┏━━

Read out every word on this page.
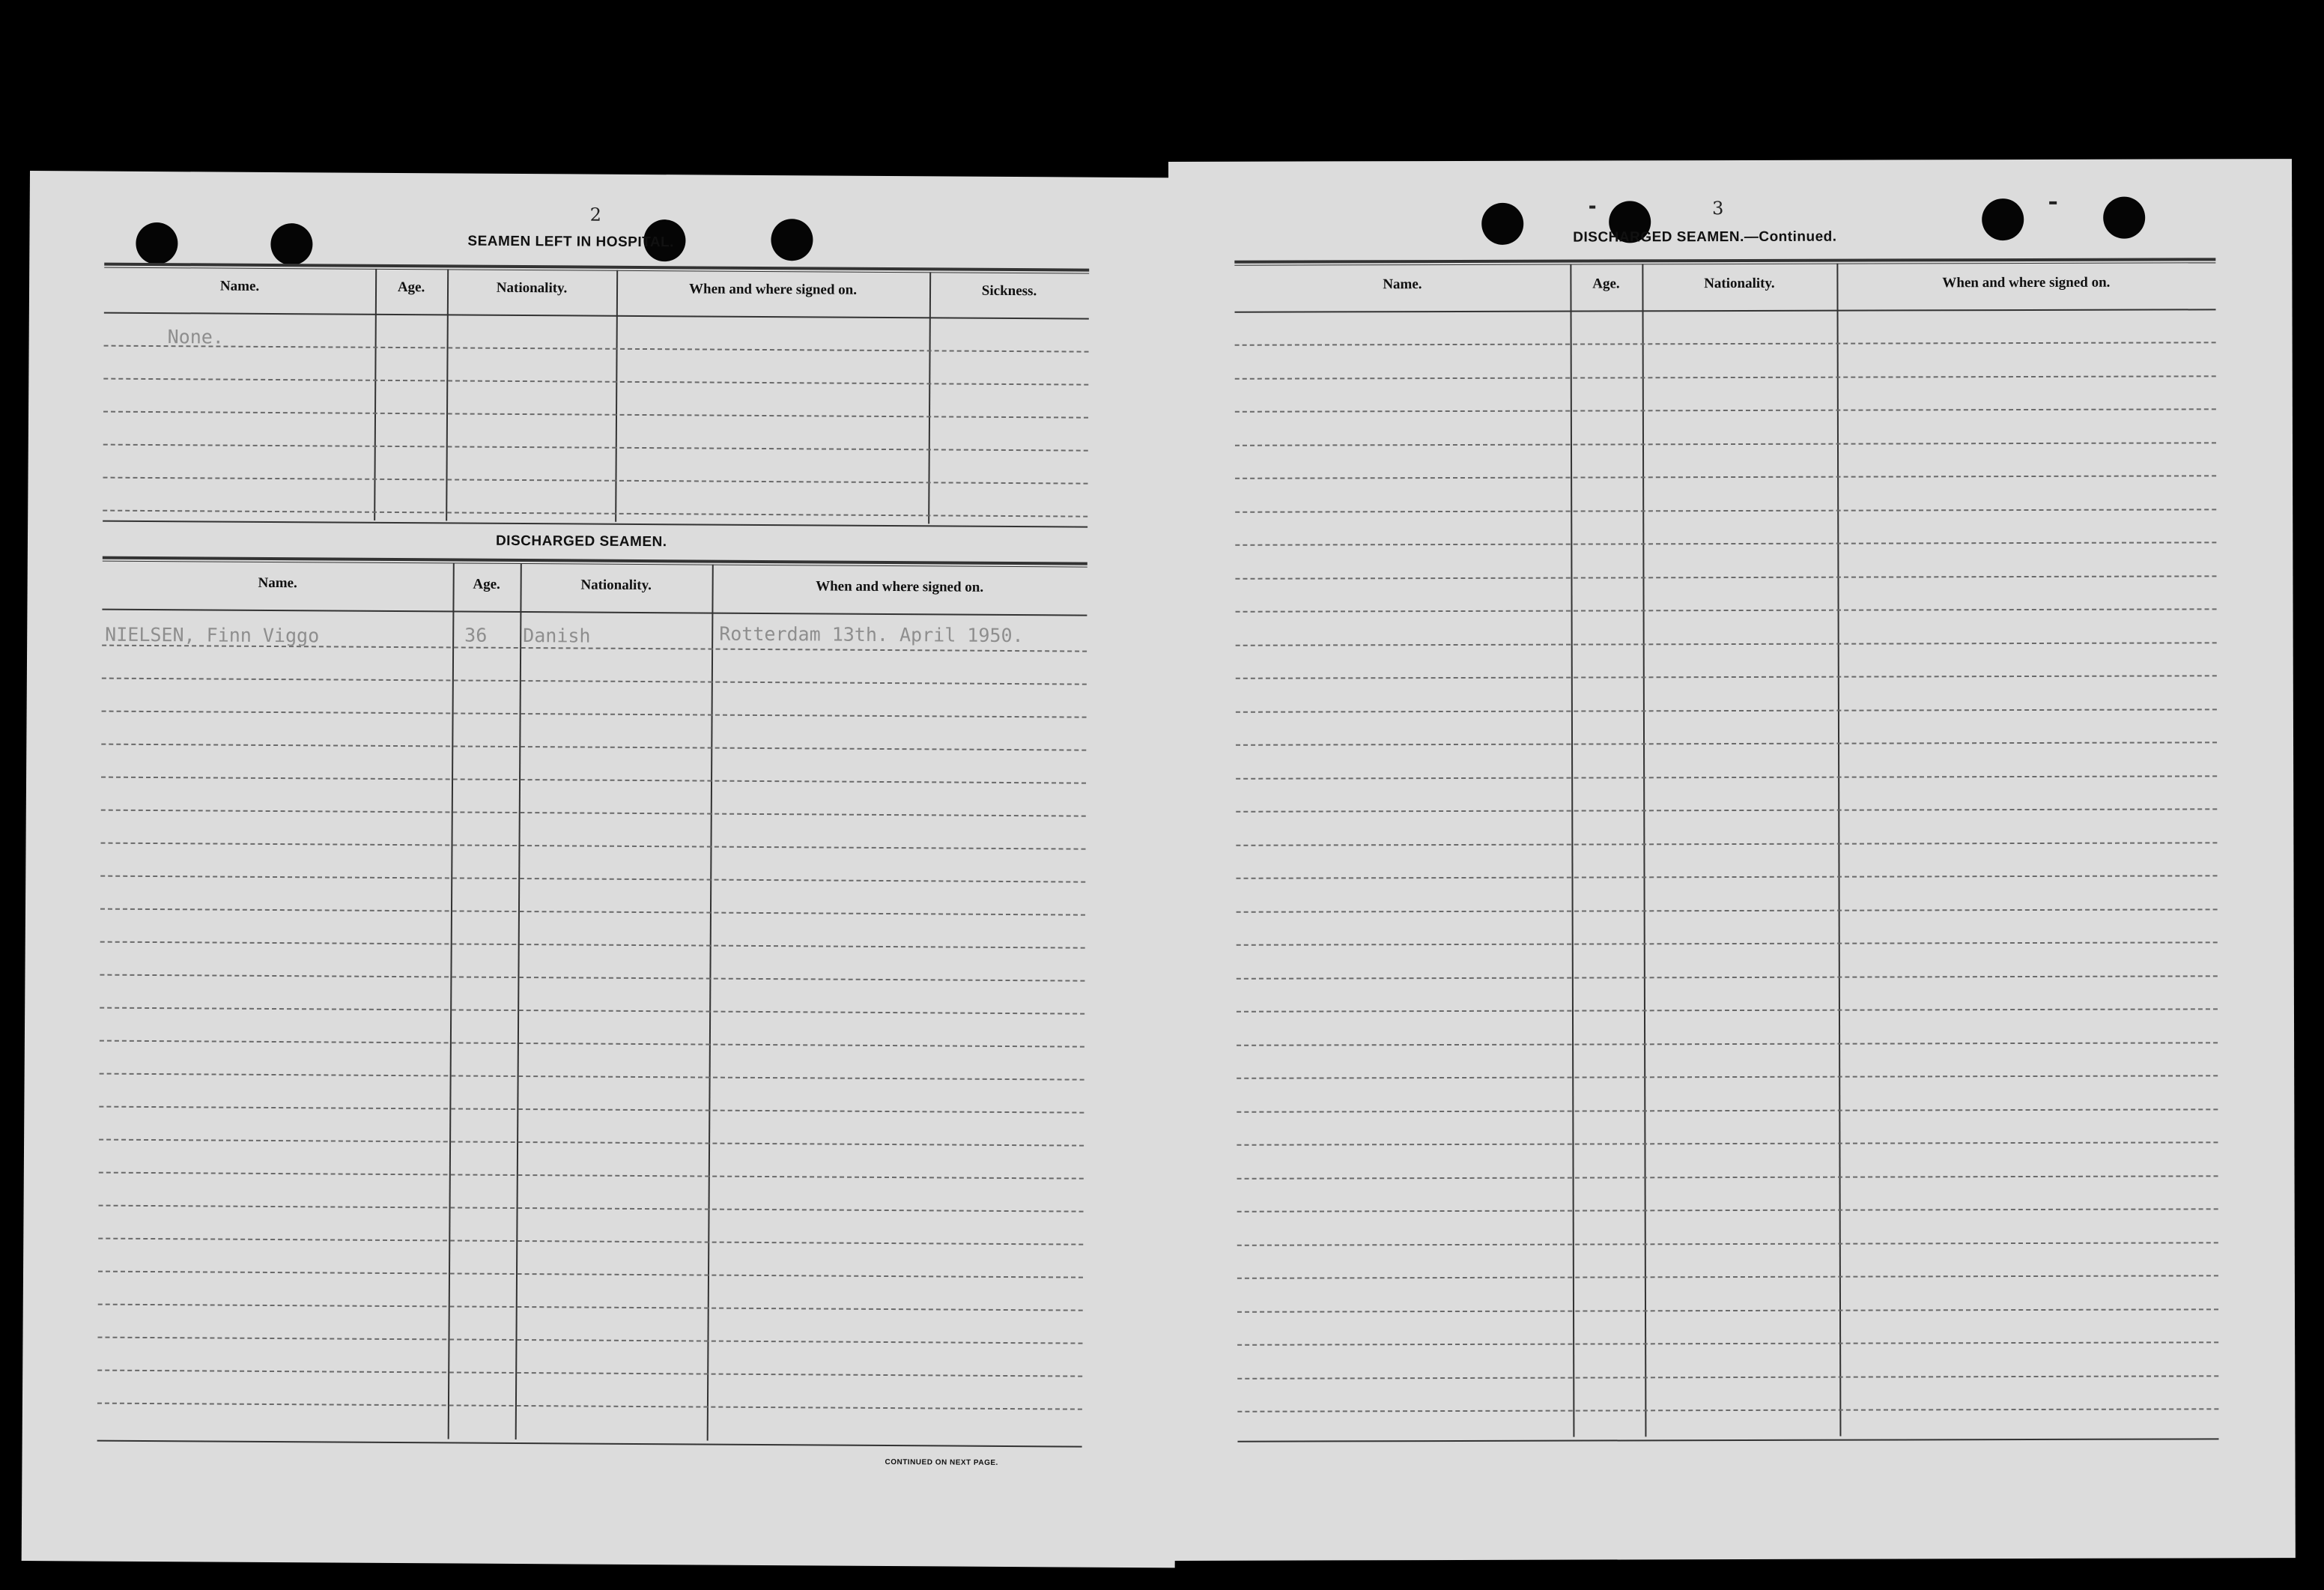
2
SEAMEN LEFT IN HOSPITAL.
Name.	Age.	Nationality.	When and where signed on.	Sickness.
None.
DISCHARGED SEAMEN.
Name.	Age.	Nationality.	When and where signed on.
NIELSEN, Finn Viggo	36 Danish	Rotterdam 13th. April 1950.
CONTINUED ON NEXT PAGE.
3
DISCHARGED SEAMEN.—Continued.
Name.	Age.	Nationality.	When and where signed on.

┗━━

WHAT IS EXPECTED —
Quote all the lines above exactly as given. Do not include the pictures.

TASK RESPONSE —
Read out every word on this page.
2
SEAMEN LEFT IN HOSPITAL.
Name.	Age.	Nationality.	When and where signed on.	Sickness.
None.
DISCHARGED SEAMEN.
Name.	Age.	Nationality.	When and where signed on.
NIELSEN, Finn Viggo	36 Danish	Rotterdam 13th. April 1950.
CONTINUED ON NEXT PAGE.
3
DISCHARGED SEAMEN.—Continued.
Name.	Age.	Nationality.	When and where signed on.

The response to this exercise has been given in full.